Your task is to reproduce the entries below word for word.
═══ Data rows
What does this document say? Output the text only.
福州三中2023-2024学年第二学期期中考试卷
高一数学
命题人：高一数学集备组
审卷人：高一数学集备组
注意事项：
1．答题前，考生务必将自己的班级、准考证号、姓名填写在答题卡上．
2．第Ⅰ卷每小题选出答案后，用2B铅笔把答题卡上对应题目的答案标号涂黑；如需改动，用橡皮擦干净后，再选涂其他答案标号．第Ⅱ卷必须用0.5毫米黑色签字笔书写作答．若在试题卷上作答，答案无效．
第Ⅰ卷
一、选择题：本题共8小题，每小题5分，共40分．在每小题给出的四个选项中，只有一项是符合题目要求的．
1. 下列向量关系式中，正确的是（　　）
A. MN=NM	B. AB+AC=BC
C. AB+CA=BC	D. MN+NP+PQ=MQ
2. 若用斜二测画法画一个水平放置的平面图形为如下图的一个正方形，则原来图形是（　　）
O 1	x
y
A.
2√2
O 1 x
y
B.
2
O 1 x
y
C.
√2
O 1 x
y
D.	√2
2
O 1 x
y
══════
▶ Written reply:
What does this document say? Output the text only.
福州三中2023-2024学年第二学期期中考试卷
高一数学
命题人：高一数学集备组
审卷人：高一数学集备组
注意事项：
1．答题前，考生务必将自己的班级、准考证号、姓名填写在答题卡上．
2．第Ⅰ卷每小题选出答案后，用2B铅笔把答题卡上对应题目的答案标号涂黑；如需改动，用橡皮擦干净后，再选涂其他答案标号．第Ⅱ卷必须用0.5毫米黑色签字笔书写作答．若在试题卷上作答，答案无效．
第Ⅰ卷
一、选择题：本题共8小题，每小题5分，共40分．在每小题给出的四个选项中，只有一项是符合题目要求的．
1. 下列向量关系式中，正确的是（　　）
A. MN=NM	B. AB+AC=BC
C. AB+CA=BC	D. MN+NP+PQ=MQ
2. 若用斜二测画法画一个水平放置的平面图形为如下图的一个正方形，则原来图形是（　　）
O 1	x
y
A.
2√2
O 1 x
y
B.
2
O 1 x
y
C.
√2
O 1 x
y
D.	√2
2
O 1 x
y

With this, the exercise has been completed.